(Source document)
§

Optimize PyTorch training performance with Reduction Server on Vertex AI

As deep learning models become increasingly complex and datasets larger, distributed training is all but a necessity. Faster training makes for faster iteration to reach your modeling goals. But distributed training comes with its own set of challenges.

On top of deciding what kind of distribution strategy you want to use and making changes to your training code, you need a way to manage infrastructure, optimize usage of your accelerators, and deal with limited bandwidth between nodes. This added complexity can slow your progress.

In this post, we’ll show you how to speed up training of a PyTorch + Hugging Face model using Reduction Server, a Vertex AI feature that optimizes bandwidth and latency of multi-node distributed training on NVIDIA GPUs for synchronous data parallel algorithms.

Overview of Distributed Data Parallel

Before diving into the details of Reduction Server and how to submit jobs on the Vertex AI training service, it’s useful to understand the basics of distributed data parallelism. Data parallelism is just one way of performing distributed training and can be used when you have multiple accelerators on a single machine, or multiple machines each with multiple accelerators.

To get an understanding of how data parallelism works, let’s start with a linear model. We can think of this model in terms of its computational graph. In the image below, the matmul op takes in the X and W tensors, which are the training batch and weights respectively. The resulting tensor is then passed to the add op with the tensor b, which is the model’s bias terms. The result of this op is Ypred, which is the model’s predictions.

§

(Written exercise)
Reproduce the passage of the Reduction Server article from "On top of deciding" to "slow your progress." word for word. The lines that come after the article can be left aside.

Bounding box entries
§

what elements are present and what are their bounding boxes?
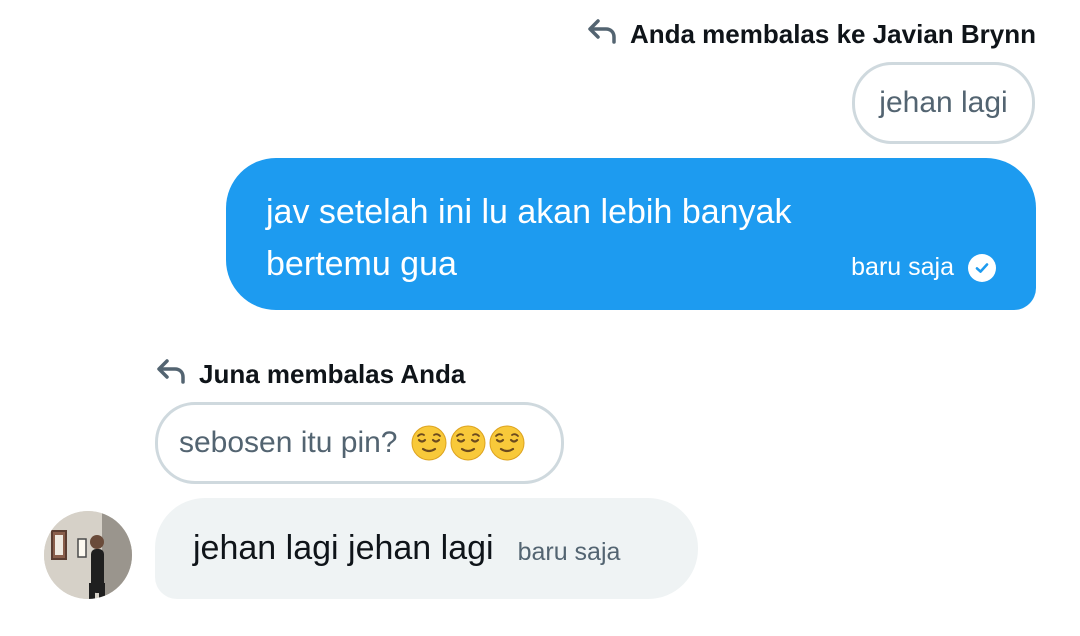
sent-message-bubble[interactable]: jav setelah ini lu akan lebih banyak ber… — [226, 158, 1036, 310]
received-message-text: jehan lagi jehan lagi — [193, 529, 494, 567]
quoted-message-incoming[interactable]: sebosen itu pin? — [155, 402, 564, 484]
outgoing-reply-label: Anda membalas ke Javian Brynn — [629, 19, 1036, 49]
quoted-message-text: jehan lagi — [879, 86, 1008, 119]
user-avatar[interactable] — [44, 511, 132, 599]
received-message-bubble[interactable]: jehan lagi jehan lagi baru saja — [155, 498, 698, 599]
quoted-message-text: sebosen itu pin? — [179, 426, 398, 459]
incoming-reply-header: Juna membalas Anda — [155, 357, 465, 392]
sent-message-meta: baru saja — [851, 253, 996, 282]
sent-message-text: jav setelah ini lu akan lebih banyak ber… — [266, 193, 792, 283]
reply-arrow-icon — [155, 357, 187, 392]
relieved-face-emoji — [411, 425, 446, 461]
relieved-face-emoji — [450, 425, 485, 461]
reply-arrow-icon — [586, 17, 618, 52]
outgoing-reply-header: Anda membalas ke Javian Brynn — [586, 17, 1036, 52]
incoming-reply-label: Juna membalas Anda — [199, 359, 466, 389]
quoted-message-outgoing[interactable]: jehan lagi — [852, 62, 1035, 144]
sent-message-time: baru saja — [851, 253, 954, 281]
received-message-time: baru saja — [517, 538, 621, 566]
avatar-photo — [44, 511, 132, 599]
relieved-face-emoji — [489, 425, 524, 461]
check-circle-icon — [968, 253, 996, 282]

§

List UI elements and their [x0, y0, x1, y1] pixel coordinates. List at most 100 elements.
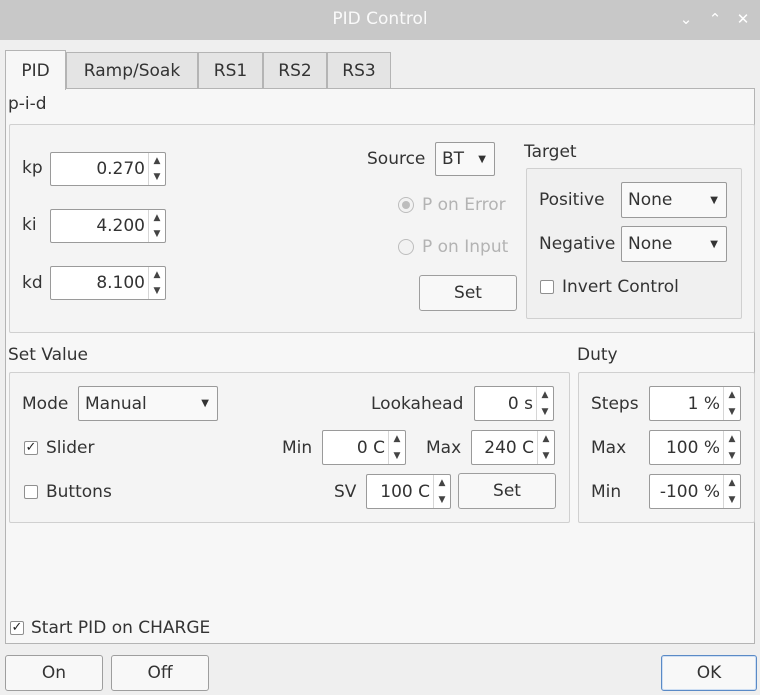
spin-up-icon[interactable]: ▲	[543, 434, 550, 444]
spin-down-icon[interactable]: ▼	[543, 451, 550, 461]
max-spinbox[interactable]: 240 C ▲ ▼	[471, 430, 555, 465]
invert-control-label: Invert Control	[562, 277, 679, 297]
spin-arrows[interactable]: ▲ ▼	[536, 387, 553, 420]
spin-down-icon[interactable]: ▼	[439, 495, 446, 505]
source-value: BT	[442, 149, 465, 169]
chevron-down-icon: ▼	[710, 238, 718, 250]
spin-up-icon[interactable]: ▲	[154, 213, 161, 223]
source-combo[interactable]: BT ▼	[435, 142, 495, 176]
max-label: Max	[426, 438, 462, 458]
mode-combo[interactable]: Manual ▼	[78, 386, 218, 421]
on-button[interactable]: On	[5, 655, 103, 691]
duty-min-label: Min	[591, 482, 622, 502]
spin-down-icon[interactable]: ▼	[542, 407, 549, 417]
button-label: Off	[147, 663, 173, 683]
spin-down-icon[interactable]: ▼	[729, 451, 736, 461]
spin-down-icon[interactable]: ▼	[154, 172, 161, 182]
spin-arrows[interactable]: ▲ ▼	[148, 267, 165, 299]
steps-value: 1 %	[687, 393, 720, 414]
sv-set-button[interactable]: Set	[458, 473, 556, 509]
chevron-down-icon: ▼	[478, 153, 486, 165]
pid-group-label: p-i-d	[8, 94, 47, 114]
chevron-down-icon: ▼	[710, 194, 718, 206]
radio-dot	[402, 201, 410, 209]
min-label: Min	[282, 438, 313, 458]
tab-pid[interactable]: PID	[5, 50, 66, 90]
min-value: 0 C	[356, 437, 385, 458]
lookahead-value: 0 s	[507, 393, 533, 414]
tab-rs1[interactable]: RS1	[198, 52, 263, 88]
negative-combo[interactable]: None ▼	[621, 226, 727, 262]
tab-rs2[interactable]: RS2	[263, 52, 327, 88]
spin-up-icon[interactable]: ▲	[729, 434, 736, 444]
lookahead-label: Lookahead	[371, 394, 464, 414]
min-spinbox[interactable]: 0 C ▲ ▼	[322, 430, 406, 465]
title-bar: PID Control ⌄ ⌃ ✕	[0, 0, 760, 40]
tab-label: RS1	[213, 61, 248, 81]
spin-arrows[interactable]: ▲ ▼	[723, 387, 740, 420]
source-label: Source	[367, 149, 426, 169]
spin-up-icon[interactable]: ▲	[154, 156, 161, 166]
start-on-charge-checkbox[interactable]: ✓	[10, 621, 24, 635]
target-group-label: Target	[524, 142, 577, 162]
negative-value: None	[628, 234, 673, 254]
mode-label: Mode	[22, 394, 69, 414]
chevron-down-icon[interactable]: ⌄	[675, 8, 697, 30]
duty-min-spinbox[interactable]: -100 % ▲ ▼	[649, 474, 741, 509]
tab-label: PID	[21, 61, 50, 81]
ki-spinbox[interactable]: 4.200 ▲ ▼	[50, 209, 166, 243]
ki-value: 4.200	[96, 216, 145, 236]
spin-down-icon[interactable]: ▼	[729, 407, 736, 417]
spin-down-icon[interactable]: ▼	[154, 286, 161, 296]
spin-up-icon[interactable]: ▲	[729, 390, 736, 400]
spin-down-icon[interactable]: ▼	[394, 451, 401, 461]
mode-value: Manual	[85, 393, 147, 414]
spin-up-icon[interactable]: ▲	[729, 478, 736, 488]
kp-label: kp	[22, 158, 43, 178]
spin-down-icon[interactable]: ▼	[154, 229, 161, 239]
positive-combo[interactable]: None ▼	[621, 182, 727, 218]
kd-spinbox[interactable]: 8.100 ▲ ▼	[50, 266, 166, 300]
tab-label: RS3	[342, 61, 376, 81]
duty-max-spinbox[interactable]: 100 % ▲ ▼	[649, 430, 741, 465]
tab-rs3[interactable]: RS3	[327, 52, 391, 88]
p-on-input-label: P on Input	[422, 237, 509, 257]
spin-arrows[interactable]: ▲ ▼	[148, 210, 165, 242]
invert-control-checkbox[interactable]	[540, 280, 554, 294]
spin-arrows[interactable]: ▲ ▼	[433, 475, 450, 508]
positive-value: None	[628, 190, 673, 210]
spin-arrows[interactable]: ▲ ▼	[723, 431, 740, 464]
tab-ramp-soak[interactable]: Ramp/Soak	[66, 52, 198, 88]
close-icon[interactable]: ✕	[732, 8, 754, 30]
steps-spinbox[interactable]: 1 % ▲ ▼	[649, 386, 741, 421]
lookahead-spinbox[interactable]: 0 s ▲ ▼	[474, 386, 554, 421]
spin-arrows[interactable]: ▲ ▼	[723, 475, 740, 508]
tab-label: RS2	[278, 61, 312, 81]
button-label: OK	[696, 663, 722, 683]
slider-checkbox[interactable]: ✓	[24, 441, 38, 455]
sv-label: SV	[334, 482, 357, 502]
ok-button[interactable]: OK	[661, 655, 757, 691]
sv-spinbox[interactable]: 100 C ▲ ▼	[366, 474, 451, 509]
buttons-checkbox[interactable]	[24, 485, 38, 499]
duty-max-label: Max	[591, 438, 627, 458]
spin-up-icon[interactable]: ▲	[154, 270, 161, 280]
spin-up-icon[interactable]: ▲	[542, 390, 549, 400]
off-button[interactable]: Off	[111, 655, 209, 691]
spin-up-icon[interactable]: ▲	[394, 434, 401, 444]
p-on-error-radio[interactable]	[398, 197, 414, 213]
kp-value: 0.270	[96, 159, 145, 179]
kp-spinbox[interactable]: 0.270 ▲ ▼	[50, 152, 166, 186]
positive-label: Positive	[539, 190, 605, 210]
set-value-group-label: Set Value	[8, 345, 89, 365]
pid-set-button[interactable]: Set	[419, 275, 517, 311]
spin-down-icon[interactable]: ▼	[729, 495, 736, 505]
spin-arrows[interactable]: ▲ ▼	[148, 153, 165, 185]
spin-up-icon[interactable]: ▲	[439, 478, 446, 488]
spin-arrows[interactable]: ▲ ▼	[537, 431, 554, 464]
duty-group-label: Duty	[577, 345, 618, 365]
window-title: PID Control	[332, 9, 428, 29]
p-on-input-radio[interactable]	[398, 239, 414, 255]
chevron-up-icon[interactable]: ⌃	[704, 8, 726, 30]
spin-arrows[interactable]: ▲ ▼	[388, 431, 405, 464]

§

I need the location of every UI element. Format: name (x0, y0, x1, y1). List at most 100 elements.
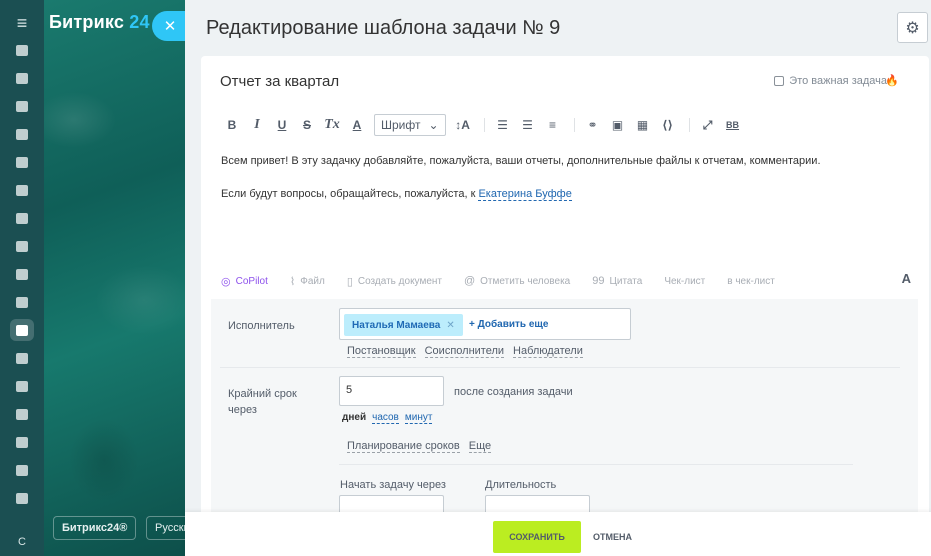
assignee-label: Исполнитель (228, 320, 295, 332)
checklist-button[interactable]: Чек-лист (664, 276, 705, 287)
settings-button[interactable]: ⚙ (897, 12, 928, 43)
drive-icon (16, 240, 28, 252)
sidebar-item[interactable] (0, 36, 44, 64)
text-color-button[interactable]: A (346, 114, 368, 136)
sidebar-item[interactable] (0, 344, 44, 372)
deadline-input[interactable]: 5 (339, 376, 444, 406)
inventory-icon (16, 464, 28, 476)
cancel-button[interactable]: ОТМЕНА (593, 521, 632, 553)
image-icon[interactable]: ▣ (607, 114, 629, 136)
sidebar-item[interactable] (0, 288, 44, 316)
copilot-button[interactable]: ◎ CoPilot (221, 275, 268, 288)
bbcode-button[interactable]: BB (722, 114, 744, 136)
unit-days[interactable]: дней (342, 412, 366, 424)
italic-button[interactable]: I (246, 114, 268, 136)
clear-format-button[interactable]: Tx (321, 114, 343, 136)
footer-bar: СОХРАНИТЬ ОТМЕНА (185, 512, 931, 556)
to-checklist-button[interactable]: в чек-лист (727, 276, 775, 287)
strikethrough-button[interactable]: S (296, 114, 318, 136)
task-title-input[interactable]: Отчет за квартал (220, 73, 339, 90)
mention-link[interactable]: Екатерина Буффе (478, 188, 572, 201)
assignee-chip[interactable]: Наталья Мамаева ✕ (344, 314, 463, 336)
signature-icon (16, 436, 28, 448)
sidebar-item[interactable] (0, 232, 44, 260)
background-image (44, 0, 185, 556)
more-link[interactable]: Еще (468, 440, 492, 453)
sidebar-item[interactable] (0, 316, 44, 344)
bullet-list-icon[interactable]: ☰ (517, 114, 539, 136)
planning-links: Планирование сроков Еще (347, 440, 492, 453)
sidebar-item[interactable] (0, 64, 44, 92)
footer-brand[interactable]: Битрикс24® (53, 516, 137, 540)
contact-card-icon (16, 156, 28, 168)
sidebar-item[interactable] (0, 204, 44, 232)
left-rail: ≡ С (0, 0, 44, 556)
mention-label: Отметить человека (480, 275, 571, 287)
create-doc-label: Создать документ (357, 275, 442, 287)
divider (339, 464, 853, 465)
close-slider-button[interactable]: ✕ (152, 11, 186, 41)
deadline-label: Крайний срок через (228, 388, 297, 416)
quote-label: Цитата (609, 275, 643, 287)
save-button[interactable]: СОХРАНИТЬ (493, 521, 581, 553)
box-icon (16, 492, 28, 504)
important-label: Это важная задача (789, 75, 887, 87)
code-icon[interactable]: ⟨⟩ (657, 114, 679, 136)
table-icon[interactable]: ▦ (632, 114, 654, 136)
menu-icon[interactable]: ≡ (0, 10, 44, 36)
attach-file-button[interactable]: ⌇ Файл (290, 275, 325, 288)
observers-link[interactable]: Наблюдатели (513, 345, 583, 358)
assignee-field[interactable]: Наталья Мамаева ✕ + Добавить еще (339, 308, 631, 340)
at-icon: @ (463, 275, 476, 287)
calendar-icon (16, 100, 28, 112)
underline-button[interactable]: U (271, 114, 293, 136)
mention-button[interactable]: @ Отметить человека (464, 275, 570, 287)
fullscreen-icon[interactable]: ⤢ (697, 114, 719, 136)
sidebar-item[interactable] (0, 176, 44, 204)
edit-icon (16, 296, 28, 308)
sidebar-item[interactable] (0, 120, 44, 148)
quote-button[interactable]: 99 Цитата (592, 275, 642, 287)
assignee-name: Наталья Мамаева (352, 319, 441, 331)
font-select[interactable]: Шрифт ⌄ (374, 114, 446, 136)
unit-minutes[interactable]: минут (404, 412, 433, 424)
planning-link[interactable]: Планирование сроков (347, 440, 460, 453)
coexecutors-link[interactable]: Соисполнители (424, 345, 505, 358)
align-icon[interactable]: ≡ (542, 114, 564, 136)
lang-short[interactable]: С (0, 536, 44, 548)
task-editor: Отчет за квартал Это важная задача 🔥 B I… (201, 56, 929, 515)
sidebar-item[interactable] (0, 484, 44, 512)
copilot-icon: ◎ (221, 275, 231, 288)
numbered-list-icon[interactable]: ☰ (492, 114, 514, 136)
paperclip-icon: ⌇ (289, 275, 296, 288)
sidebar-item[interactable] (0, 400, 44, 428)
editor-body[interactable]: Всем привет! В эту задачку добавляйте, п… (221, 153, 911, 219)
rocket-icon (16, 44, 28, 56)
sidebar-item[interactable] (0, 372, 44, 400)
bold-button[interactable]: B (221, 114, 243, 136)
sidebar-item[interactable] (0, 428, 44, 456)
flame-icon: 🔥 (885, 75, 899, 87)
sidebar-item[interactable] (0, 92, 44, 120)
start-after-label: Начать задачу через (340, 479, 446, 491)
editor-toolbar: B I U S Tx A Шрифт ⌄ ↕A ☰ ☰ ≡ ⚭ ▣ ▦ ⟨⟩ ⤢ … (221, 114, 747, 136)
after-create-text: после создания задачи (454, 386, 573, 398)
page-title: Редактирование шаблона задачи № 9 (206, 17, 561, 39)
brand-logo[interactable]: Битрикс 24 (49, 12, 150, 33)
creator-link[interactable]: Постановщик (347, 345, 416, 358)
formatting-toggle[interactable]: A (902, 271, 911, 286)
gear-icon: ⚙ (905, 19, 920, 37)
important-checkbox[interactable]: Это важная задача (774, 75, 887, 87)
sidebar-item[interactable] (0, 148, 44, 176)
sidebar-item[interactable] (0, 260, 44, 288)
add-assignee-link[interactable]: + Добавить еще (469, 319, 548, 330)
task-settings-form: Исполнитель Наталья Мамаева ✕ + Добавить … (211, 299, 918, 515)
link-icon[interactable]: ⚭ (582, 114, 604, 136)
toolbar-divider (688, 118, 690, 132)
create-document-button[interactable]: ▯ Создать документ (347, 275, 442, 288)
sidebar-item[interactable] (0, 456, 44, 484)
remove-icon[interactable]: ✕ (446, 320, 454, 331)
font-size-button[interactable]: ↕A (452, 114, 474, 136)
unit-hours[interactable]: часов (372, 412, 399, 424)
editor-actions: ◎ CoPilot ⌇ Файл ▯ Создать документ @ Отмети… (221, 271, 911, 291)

§

(Response to this task)
On top of deciding what kind of distribution strategy you want to use and making changes to your training code, you need a way to manage infrastructure, optimize usage of your accelerators, and deal with limited bandwidth between nodes. This added complexity can slow your progress.